* _Exercise requirements_: Make an exact copy of all the records.

* _Input_:
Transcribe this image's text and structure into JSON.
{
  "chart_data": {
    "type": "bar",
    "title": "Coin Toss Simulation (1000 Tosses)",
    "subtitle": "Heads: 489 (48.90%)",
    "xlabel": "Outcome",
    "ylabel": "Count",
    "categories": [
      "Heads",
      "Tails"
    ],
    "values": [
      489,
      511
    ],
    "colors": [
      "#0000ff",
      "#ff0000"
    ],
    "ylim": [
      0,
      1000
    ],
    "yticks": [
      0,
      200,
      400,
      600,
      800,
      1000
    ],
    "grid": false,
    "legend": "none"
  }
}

* _Solution for this exercise_:
Transcribe this image's text and structure into JSON.
{
  "chart_data": {
    "type": "bar",
    "title": "Coin Toss Simulation (1000 Tosses)",
    "subtitle": "Heads: 489 (48.90%)",
    "xlabel": "Outcome",
    "ylabel": "Count",
    "categories": [
      "Heads",
      "Tails"
    ],
    "values": [
      489,
      511
    ],
    "colors": [
      "#0000ff",
      "#ff0000"
    ],
    "ylim": [
      0,
      1000
    ],
    "yticks": [
      0,
      200,
      400,
      600,
      800,
      1000
    ],
    "grid": false,
    "legend": "none"
  }
}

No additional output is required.